:: EXERCISE INPUT ::

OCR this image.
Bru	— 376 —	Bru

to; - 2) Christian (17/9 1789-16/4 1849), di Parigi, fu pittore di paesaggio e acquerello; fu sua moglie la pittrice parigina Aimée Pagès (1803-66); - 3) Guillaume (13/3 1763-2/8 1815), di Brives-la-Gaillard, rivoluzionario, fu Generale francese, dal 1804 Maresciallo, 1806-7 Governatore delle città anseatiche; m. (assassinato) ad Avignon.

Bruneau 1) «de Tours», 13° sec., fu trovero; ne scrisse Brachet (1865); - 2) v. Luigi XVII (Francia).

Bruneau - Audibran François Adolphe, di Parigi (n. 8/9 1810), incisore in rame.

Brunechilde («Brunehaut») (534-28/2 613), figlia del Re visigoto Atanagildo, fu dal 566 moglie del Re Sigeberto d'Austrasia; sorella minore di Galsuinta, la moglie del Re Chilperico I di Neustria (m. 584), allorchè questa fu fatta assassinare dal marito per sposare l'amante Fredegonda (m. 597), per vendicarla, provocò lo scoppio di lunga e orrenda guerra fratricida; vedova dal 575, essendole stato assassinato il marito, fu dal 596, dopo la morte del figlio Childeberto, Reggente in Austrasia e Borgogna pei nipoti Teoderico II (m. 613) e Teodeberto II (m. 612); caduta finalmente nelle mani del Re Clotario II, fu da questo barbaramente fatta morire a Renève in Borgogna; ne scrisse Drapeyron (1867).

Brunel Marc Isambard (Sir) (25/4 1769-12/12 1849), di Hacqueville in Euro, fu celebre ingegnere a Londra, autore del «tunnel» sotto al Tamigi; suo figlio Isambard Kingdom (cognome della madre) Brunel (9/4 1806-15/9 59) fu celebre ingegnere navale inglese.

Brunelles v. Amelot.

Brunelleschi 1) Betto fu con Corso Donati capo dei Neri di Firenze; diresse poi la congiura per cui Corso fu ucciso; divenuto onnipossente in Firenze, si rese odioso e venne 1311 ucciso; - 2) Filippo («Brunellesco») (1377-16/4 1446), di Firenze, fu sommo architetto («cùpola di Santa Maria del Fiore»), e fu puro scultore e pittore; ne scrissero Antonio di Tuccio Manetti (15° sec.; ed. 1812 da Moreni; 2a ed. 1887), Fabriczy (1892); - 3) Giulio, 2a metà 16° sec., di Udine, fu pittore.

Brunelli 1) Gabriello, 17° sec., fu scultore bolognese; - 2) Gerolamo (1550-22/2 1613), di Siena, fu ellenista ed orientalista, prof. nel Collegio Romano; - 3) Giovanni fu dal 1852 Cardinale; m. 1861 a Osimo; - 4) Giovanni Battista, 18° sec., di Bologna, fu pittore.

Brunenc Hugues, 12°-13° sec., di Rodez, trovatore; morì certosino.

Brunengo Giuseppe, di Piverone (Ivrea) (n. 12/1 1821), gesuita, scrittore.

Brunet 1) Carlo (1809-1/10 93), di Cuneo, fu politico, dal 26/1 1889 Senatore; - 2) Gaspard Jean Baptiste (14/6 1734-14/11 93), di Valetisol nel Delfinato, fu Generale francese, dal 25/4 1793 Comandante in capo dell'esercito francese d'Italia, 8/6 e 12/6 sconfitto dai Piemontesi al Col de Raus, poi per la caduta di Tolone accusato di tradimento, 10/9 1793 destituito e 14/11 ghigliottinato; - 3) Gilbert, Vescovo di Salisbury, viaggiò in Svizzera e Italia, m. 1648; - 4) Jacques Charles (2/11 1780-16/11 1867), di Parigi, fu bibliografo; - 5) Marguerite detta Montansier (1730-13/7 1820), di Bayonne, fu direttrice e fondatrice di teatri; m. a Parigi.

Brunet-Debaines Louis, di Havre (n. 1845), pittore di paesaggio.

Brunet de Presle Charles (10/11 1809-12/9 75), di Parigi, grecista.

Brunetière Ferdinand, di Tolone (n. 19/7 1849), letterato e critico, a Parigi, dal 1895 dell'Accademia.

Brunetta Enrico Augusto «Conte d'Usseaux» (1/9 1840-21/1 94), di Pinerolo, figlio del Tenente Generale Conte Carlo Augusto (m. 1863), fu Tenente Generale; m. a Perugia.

:::

WHAT YOU ARE ASKED TO DO ▸
Copy all lines of the material above where the string "paesaggio" occurs.

FINAL RESULT ▸
to; - 2) Christian (17/9 1789-16/4 1849), di Parigi, fu pittore di paesaggio e acquerello; fu sua moglie la pittrice parigina Aimée Pagès (1803-66); - 3) Guillaume (13/3 1763-2/8 1815), di Brives-la-Gaillard, rivoluzionario, fu Generale francese, dal 1804 Maresciallo, 1806-7 Governatore delle città anseatiche; m. (assassinato) ad Avignon.
Brunet-Debaines Louis, di Havre (n. 1845), pittore di paesaggio.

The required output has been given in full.